* [INSTRUCTION] Make an exact copy of the lines below.

:::::

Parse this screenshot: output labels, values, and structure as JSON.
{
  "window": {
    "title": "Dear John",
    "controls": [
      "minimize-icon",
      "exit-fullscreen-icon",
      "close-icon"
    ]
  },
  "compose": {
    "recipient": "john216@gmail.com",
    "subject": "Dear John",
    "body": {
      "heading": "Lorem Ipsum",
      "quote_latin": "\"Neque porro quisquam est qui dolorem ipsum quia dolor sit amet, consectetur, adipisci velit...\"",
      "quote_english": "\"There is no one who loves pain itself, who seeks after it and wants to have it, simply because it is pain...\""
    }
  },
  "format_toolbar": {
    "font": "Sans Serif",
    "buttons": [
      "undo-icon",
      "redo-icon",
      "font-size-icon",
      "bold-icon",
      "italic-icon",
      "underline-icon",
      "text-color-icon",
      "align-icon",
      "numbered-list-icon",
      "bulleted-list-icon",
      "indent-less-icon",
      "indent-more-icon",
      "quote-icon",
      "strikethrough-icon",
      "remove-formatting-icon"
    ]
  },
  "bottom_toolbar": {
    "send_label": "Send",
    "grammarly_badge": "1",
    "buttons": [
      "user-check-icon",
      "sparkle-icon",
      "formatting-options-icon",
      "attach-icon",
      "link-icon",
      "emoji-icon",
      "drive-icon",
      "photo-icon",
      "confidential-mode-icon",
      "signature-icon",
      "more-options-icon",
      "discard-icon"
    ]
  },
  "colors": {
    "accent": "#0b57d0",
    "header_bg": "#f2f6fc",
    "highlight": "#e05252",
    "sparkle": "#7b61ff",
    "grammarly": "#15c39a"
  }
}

:::::

* [FULL RESPONSE]
Parse this screenshot: output labels, values, and structure as JSON.
{
  "window": {
    "title": "Dear John",
    "controls": [
      "minimize-icon",
      "exit-fullscreen-icon",
      "close-icon"
    ]
  },
  "compose": {
    "recipient": "john216@gmail.com",
    "subject": "Dear John",
    "body": {
      "heading": "Lorem Ipsum",
      "quote_latin": "\"Neque porro quisquam est qui dolorem ipsum quia dolor sit amet, consectetur, adipisci velit...\"",
      "quote_english": "\"There is no one who loves pain itself, who seeks after it and wants to have it, simply because it is pain...\""
    }
  },
  "format_toolbar": {
    "font": "Sans Serif",
    "buttons": [
      "undo-icon",
      "redo-icon",
      "font-size-icon",
      "bold-icon",
      "italic-icon",
      "underline-icon",
      "text-color-icon",
      "align-icon",
      "numbered-list-icon",
      "bulleted-list-icon",
      "indent-less-icon",
      "indent-more-icon",
      "quote-icon",
      "strikethrough-icon",
      "remove-formatting-icon"
    ]
  },
  "bottom_toolbar": {
    "send_label": "Send",
    "grammarly_badge": "1",
    "buttons": [
      "user-check-icon",
      "sparkle-icon",
      "formatting-options-icon",
      "attach-icon",
      "link-icon",
      "emoji-icon",
      "drive-icon",
      "photo-icon",
      "confidential-mode-icon",
      "signature-icon",
      "more-options-icon",
      "discard-icon"
    ]
  },
  "colors": {
    "accent": "#0b57d0",
    "header_bg": "#f2f6fc",
    "highlight": "#e05252",
    "sparkle": "#7b61ff",
    "grammarly": "#15c39a"
  }
}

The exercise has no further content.